++++ Records provided ++++

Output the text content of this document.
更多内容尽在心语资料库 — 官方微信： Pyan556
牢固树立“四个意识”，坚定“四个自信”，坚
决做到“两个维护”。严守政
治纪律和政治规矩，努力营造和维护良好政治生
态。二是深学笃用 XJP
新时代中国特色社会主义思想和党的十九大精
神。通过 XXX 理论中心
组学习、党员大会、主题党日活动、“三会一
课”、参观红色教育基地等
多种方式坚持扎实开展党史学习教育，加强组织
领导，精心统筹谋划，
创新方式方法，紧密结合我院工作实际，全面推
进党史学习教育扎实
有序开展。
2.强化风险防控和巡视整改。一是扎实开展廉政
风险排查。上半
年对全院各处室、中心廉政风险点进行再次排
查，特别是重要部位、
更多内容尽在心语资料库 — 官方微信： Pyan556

++++

> What is asked
Repeat the material in full, exactly as it stands.

> Result of this task
Output the text content of this document.
更多内容尽在心语资料库 — 官方微信： Pyan556
牢固树立“四个意识”，坚定“四个自信”，坚
决做到“两个维护”。严守政
治纪律和政治规矩，努力营造和维护良好政治生
态。二是深学笃用 XJP
新时代中国特色社会主义思想和党的十九大精
神。通过 XXX 理论中心
组学习、党员大会、主题党日活动、“三会一
课”、参观红色教育基地等
多种方式坚持扎实开展党史学习教育，加强组织
领导，精心统筹谋划，
创新方式方法，紧密结合我院工作实际，全面推
进党史学习教育扎实
有序开展。
2.强化风险防控和巡视整改。一是扎实开展廉政
风险排查。上半
年对全院各处室、中心廉政风险点进行再次排
查，特别是重要部位、
更多内容尽在心语资料库 — 官方微信： Pyan556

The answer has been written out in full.